Entries:
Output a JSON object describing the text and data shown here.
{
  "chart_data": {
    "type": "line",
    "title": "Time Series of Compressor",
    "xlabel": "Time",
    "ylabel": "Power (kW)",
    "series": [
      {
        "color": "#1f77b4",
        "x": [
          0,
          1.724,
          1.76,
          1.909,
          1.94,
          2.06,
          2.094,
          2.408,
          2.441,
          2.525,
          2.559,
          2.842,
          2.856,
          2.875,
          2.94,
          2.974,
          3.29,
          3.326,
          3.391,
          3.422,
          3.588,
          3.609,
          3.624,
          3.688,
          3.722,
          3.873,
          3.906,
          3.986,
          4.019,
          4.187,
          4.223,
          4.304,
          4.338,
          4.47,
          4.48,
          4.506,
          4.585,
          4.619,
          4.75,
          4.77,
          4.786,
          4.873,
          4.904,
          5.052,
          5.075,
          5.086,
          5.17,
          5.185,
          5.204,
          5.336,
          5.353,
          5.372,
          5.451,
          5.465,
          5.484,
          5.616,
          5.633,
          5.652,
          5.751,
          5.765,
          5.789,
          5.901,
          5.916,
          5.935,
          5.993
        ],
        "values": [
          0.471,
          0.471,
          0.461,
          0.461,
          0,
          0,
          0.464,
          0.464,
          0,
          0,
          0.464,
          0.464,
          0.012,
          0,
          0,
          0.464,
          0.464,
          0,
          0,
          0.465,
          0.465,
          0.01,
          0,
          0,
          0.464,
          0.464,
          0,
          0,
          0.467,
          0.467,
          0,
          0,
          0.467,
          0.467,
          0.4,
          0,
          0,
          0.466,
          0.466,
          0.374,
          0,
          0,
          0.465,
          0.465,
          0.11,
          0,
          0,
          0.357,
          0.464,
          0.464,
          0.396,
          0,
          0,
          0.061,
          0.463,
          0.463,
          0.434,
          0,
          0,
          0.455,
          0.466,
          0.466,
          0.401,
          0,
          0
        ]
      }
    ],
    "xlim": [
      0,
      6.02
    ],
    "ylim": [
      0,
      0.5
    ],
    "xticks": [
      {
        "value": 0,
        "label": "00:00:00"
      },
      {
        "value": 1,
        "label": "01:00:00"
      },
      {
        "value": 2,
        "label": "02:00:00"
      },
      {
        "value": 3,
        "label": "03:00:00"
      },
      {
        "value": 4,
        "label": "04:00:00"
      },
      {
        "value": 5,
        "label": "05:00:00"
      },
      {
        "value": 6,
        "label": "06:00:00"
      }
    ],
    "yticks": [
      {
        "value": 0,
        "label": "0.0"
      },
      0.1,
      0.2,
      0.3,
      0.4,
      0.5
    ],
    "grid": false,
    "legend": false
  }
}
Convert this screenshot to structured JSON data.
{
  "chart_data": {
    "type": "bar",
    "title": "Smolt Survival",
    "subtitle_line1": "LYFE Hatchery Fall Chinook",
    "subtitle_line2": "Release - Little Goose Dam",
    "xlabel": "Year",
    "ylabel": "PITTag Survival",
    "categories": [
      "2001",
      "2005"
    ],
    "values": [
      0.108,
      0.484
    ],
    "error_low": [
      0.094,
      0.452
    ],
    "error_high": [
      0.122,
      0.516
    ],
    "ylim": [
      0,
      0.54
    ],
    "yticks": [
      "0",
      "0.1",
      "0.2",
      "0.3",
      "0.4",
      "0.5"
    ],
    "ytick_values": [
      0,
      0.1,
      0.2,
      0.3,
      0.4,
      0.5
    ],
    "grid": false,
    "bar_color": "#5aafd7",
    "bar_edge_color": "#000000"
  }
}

Aim:
Return the full listing, character for character.

Solution for this exercise:
Output a JSON object describing the text and data shown here.
{
  "chart_data": {
    "type": "line",
    "title": "Time Series of Compressor",
    "xlabel": "Time",
    "ylabel": "Power (kW)",
    "series": [
      {
        "color": "#1f77b4",
        "x": [
          0,
          1.724,
          1.76,
          1.909,
          1.94,
          2.06,
          2.094,
          2.408,
          2.441,
          2.525,
          2.559,
          2.842,
          2.856,
          2.875,
          2.94,
          2.974,
          3.29,
          3.326,
          3.391,
          3.422,
          3.588,
          3.609,
          3.624,
          3.688,
          3.722,
          3.873,
          3.906,
          3.986,
          4.019,
          4.187,
          4.223,
          4.304,
          4.338,
          4.47,
          4.48,
          4.506,
          4.585,
          4.619,
          4.75,
          4.77,
          4.786,
          4.873,
          4.904,
          5.052,
          5.075,
          5.086,
          5.17,
          5.185,
          5.204,
          5.336,
          5.353,
          5.372,
          5.451,
          5.465,
          5.484,
          5.616,
          5.633,
          5.652,
          5.751,
          5.765,
          5.789,
          5.901,
          5.916,
          5.935,
          5.993
        ],
        "values": [
          0.471,
          0.471,
          0.461,
          0.461,
          0,
          0,
          0.464,
          0.464,
          0,
          0,
          0.464,
          0.464,
          0.012,
          0,
          0,
          0.464,
          0.464,
          0,
          0,
          0.465,
          0.465,
          0.01,
          0,
          0,
          0.464,
          0.464,
          0,
          0,
          0.467,
          0.467,
          0,
          0,
          0.467,
          0.467,
          0.4,
          0,
          0,
          0.466,
          0.466,
          0.374,
          0,
          0,
          0.465,
          0.465,
          0.11,
          0,
          0,
          0.357,
          0.464,
          0.464,
          0.396,
          0,
          0,
          0.061,
          0.463,
          0.463,
          0.434,
          0,
          0,
          0.455,
          0.466,
          0.466,
          0.401,
          0,
          0
        ]
      }
    ],
    "xlim": [
      0,
      6.02
    ],
    "ylim": [
      0,
      0.5
    ],
    "xticks": [
      {
        "value": 0,
        "label": "00:00:00"
      },
      {
        "value": 1,
        "label": "01:00:00"
      },
      {
        "value": 2,
        "label": "02:00:00"
      },
      {
        "value": 3,
        "label": "03:00:00"
      },
      {
        "value": 4,
        "label": "04:00:00"
      },
      {
        "value": 5,
        "label": "05:00:00"
      },
      {
        "value": 6,
        "label": "06:00:00"
      }
    ],
    "yticks": [
      {
        "value": 0,
        "label": "0.0"
      },
      0.1,
      0.2,
      0.3,
      0.4,
      0.5
    ],
    "grid": false,
    "legend": false
  }
}
Convert this screenshot to structured JSON data.
{
  "chart_data": {
    "type": "bar",
    "title": "Smolt Survival",
    "subtitle_line1": "LYFE Hatchery Fall Chinook",
    "subtitle_line2": "Release - Little Goose Dam",
    "xlabel": "Year",
    "ylabel": "PITTag Survival",
    "categories": [
      "2001",
      "2005"
    ],
    "values": [
      0.108,
      0.484
    ],
    "error_low": [
      0.094,
      0.452
    ],
    "error_high": [
      0.122,
      0.516
    ],
    "ylim": [
      0,
      0.54
    ],
    "yticks": [
      "0",
      "0.1",
      "0.2",
      "0.3",
      "0.4",
      "0.5"
    ],
    "ytick_values": [
      0,
      0.1,
      0.2,
      0.3,
      0.4,
      0.5
    ],
    "grid": false,
    "bar_color": "#5aafd7",
    "bar_edge_color": "#000000"
  }
}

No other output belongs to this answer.